● Rows from a figure dataset:

++++++++

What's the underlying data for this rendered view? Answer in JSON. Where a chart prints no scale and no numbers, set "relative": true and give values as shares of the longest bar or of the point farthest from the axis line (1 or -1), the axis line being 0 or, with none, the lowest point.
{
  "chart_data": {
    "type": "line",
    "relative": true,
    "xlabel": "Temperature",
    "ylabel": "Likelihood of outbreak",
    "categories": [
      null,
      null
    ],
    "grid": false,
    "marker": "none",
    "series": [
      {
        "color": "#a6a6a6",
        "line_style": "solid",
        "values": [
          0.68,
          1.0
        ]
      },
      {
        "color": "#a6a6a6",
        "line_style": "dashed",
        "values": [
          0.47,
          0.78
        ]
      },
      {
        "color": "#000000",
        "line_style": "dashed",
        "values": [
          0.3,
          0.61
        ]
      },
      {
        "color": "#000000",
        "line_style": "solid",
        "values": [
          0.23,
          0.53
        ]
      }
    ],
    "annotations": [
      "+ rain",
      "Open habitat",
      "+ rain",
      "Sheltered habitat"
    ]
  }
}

++++++++

● Objective: Every record shown above should be written out again exactly.

● Solution:
What's the underlying data for this rendered view? Answer in JSON. Where a chart prints no scale and no numbers, set "relative": true and give values as shares of the longest bar or of the point farthest from the axis line (1 or -1), the axis line being 0 or, with none, the lowest point.
{
  "chart_data": {
    "type": "line",
    "relative": true,
    "xlabel": "Temperature",
    "ylabel": "Likelihood of outbreak",
    "categories": [
      null,
      null
    ],
    "grid": false,
    "marker": "none",
    "series": [
      {
        "color": "#a6a6a6",
        "line_style": "solid",
        "values": [
          0.68,
          1.0
        ]
      },
      {
        "color": "#a6a6a6",
        "line_style": "dashed",
        "values": [
          0.47,
          0.78
        ]
      },
      {
        "color": "#000000",
        "line_style": "dashed",
        "values": [
          0.3,
          0.61
        ]
      },
      {
        "color": "#000000",
        "line_style": "solid",
        "values": [
          0.23,
          0.53
        ]
      }
    ],
    "annotations": [
      "+ rain",
      "Open habitat",
      "+ rain",
      "Sheltered habitat"
    ]
  }
}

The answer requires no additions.